▸ Records for this task:
* * * *

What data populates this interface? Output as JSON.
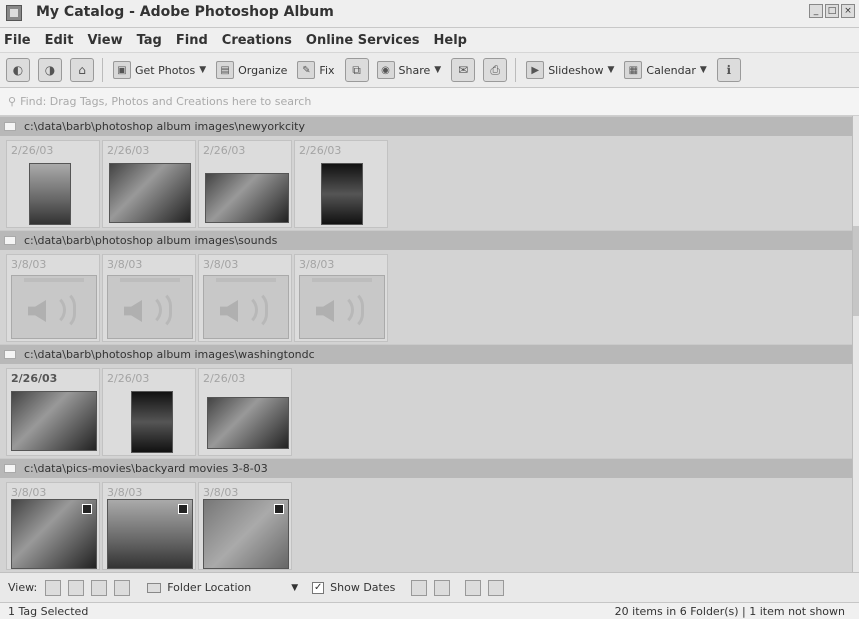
{
  "window": {
    "title": "My Catalog - Adobe Photoshop Album"
  },
  "menu": [
    "File",
    "Edit",
    "View",
    "Tag",
    "Find",
    "Creations",
    "Online Services",
    "Help"
  ],
  "toolbar": {
    "get_photos": "Get Photos",
    "organize": "Organize",
    "fix": "Fix",
    "share": "Share",
    "slideshow": "Slideshow",
    "calendar": "Calendar"
  },
  "find": {
    "placeholder": "Find: Drag Tags, Photos and Creations here to search"
  },
  "groups": [
    {
      "path": "c:\\data\\barb\\photoshop album images\\newyorkcity",
      "dates": [
        "2/26/03",
        "2/26/03",
        "2/26/03",
        "2/26/03"
      ]
    },
    {
      "path": "c:\\data\\barb\\photoshop album images\\sounds",
      "dates": [
        "3/8/03",
        "3/8/03",
        "3/8/03",
        "3/8/03"
      ]
    },
    {
      "path": "c:\\data\\barb\\photoshop album images\\washingtondc",
      "dates": [
        "2/26/03",
        "2/26/03",
        "2/26/03"
      ]
    },
    {
      "path": "c:\\data\\pics-movies\\backyard movies 3-8-03",
      "dates": [
        "3/8/03",
        "3/8/03",
        "3/8/03"
      ]
    }
  ],
  "viewbar": {
    "view_label": "View:",
    "folder_location": "Folder Location",
    "show_dates": "Show Dates"
  },
  "status": {
    "left": "1 Tag Selected",
    "right": "20 items in 6 Folder(s)  |  1 item not shown"
  }
}
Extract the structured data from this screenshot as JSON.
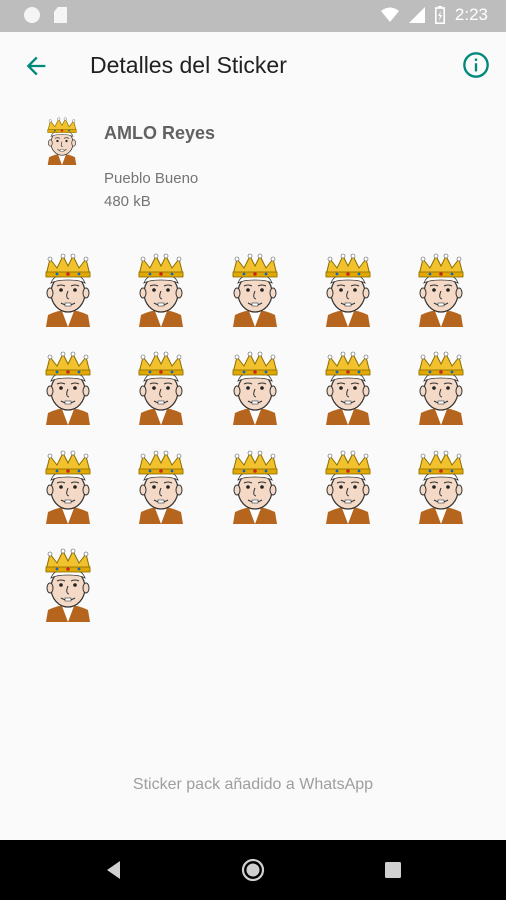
{
  "status": {
    "time": "2:23"
  },
  "header": {
    "title": "Detalles del Sticker"
  },
  "pack": {
    "name": "AMLO Reyes",
    "author": "Pueblo Bueno",
    "size": "480 kB"
  },
  "stickers": [
    "sticker-1",
    "sticker-2",
    "sticker-3",
    "sticker-4",
    "sticker-5",
    "sticker-6",
    "sticker-7",
    "sticker-8",
    "sticker-9",
    "sticker-10",
    "sticker-11",
    "sticker-12",
    "sticker-13",
    "sticker-14",
    "sticker-15",
    "sticker-16"
  ],
  "footer": {
    "message": "Sticker pack añadido a WhatsApp"
  },
  "colors": {
    "accent": "#00897b",
    "status_bar": "#bdbdbd",
    "nav_bar": "#000000",
    "crown": "#f2c12e",
    "skin": "#f3d9c6"
  },
  "icons": {
    "back": "arrow-left-icon",
    "info": "info-icon",
    "nav_back": "nav-back-icon",
    "nav_home": "nav-home-icon",
    "nav_recents": "nav-recents-icon"
  }
}
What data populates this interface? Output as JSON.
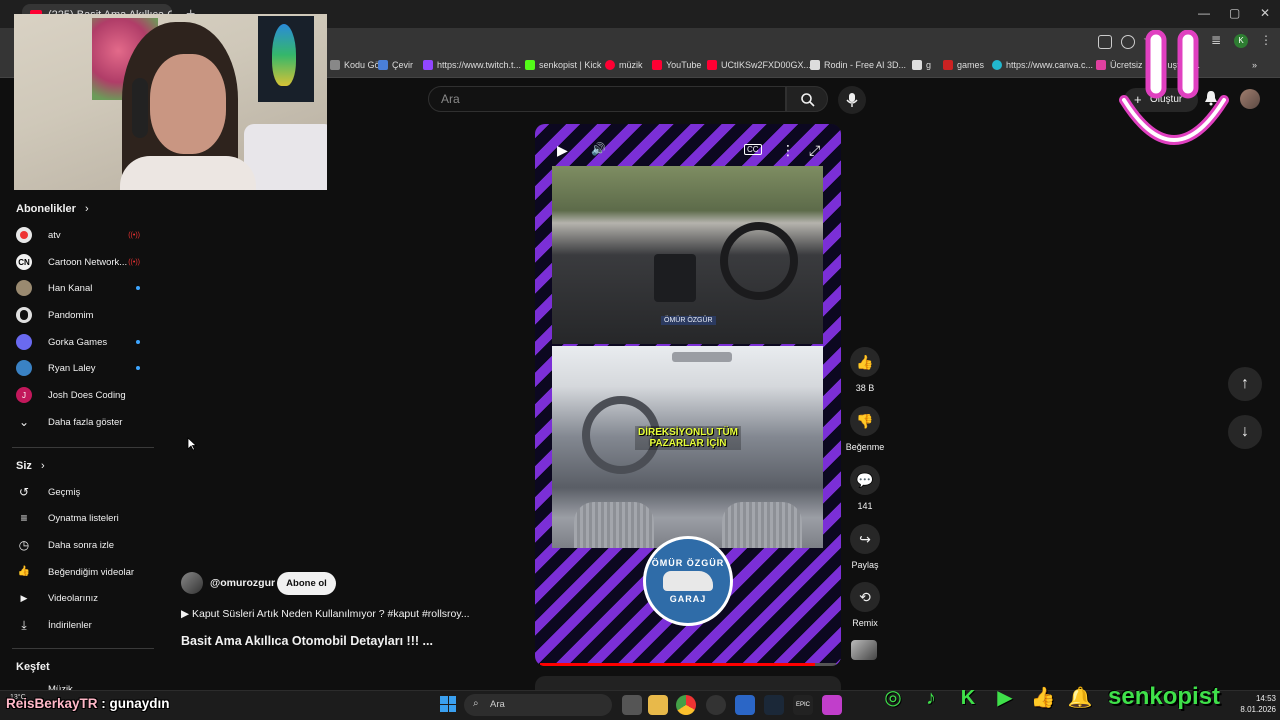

* * * *

▸ To be done: In the entries above, identify each line that includes the string "Folder", then copy it.

▸ Answer in full:
    "folder_location": "Folder Location",
    "right": "20 items in 6 Folder(s)  |  1 item not shown"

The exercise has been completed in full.